## Prompt
Print every entry, word for word, and skip the images.

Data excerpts
* * * * * * *

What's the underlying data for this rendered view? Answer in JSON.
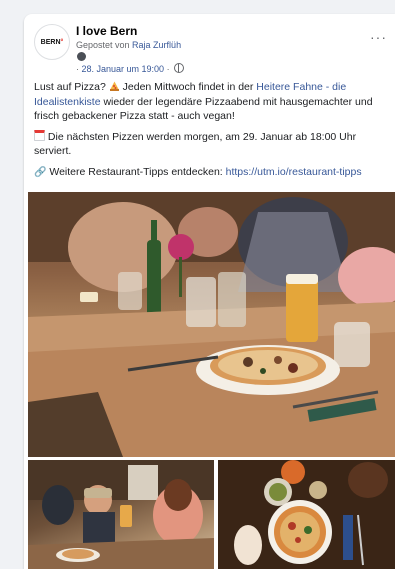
{
  "post": {
    "page_name": "I love Bern",
    "avatar_text": "BERN",
    "avatar_dot": "°",
    "posted_prefix": "Gepostet von ",
    "posted_author": "Raja Zurflüh",
    "timestamp": "28. Januar um 19:00",
    "separator": " · ",
    "visibility_icon": "globe-icon",
    "more_icon": "···",
    "paragraph1_start": "Lust auf Pizza? ",
    "paragraph1_mid": " Jeden Mittwoch findet in der ",
    "paragraph1_link": "Heitere Fahne - die Idealistenkiste",
    "paragraph1_end": " wieder der legendäre Pizzaabend mit hausgemachter und frisch gebackener Pizza statt - auch vegan!",
    "paragraph2": " Die nächsten Pizzen werden morgen, am 29. Januar ab 18:00 Uhr serviert.",
    "paragraph3_text": " Weitere Restaurant-Tipps entdecken: ",
    "paragraph3_link": "https://utm.io/restaurant-tipps",
    "link_glyph": "🔗"
  },
  "photos": {
    "main_alt": "Pizza on a wooden table with beer glasses",
    "left_alt": "Guests dining in restaurant",
    "right_alt": "Overhead view of pizza on table"
  },
  "colors": {
    "link": "#385898",
    "meta": "#65676b",
    "card": "#ffffff"
  }
}
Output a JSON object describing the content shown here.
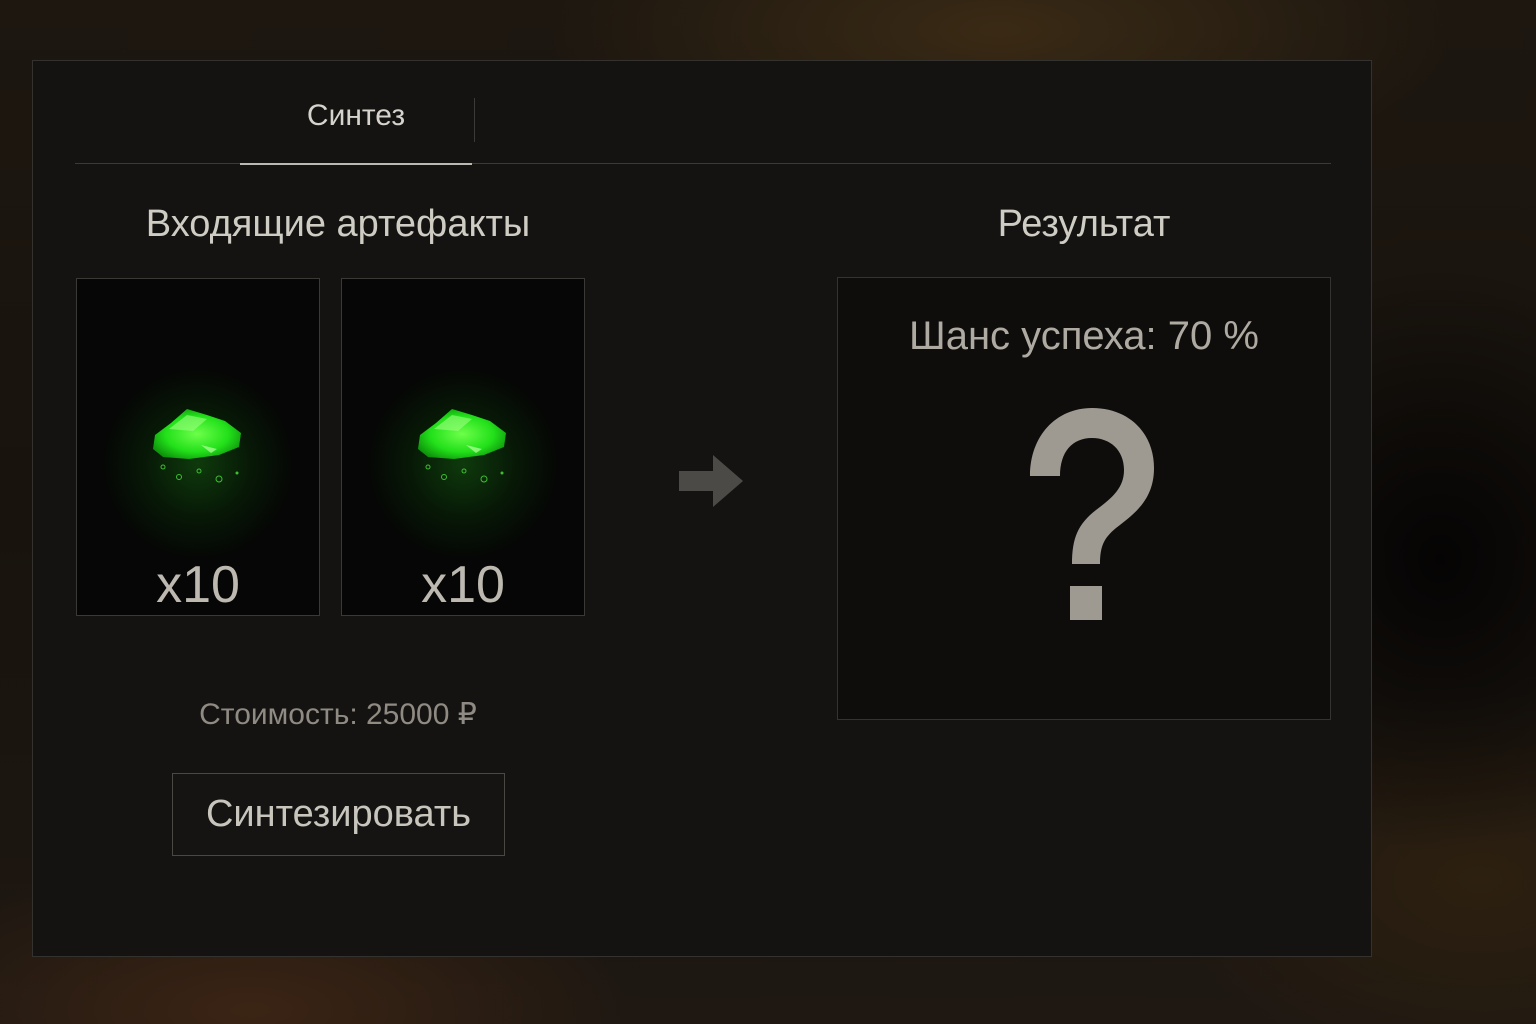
{
  "tabs": [
    {
      "label": "Синтез",
      "active": true
    }
  ],
  "incoming": {
    "title": "Входящие артефакты",
    "slots": [
      {
        "quantity": "x10",
        "icon": "green-crystal-icon"
      },
      {
        "quantity": "x10",
        "icon": "green-crystal-icon"
      }
    ]
  },
  "result": {
    "title": "Результат",
    "chance_text": "Шанс успеха: 70 %",
    "icon": "question-mark-icon"
  },
  "cost": {
    "text": "Стоимость: 25000 ₽"
  },
  "actions": {
    "synthesize_label": "Синтезировать"
  },
  "colors": {
    "artifact_glow": "#22e01a",
    "panel_bg": "#141312",
    "text": "#cfccc4"
  }
}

* * * * * * *

## Written solution
What's the underlying data for this rendered view? Answer in JSON.
{
  "post": {
    "page_name": "I love Bern",
    "avatar_text": "BERN",
    "avatar_dot": "°",
    "posted_prefix": "Gepostet von ",
    "posted_author": "Raja Zurflüh",
    "timestamp": "28. Januar um 19:00",
    "separator": " · ",
    "visibility_icon": "globe-icon",
    "more_icon": "···",
    "paragraph1_start": "Lust auf Pizza? ",
    "paragraph1_mid": " Jeden Mittwoch findet in der ",
    "paragraph1_link": "Heitere Fahne - die Idealistenkiste",
    "paragraph1_end": " wieder der legendäre Pizzaabend mit hausgemachter und frisch gebackener Pizza statt - auch vegan!",
    "paragraph2": " Die nächsten Pizzen werden morgen, am 29. Januar ab 18:00 Uhr serviert.",
    "paragraph3_text": " Weitere Restaurant-Tipps entdecken: ",
    "paragraph3_link": "https://utm.io/restaurant-tipps",
    "link_glyph": "🔗"
  },
  "photos": {
    "main_alt": "Pizza on a wooden table with beer glasses",
    "left_alt": "Guests dining in restaurant",
    "right_alt": "Overhead view of pizza on table"
  },
  "colors": {
    "link": "#385898",
    "meta": "#65676b",
    "card": "#ffffff"
  }
}
Output a JSON object describing the content shown here.
{
  "tabs": [
    {
      "label": "Синтез",
      "active": true
    }
  ],
  "incoming": {
    "title": "Входящие артефакты",
    "slots": [
      {
        "quantity": "x10",
        "icon": "green-crystal-icon"
      },
      {
        "quantity": "x10",
        "icon": "green-crystal-icon"
      }
    ]
  },
  "result": {
    "title": "Результат",
    "chance_text": "Шанс успеха: 70 %",
    "icon": "question-mark-icon"
  },
  "cost": {
    "text": "Стоимость: 25000 ₽"
  },
  "actions": {
    "synthesize_label": "Синтезировать"
  },
  "colors": {
    "artifact_glow": "#22e01a",
    "panel_bg": "#141312",
    "text": "#cfccc4"
  }
}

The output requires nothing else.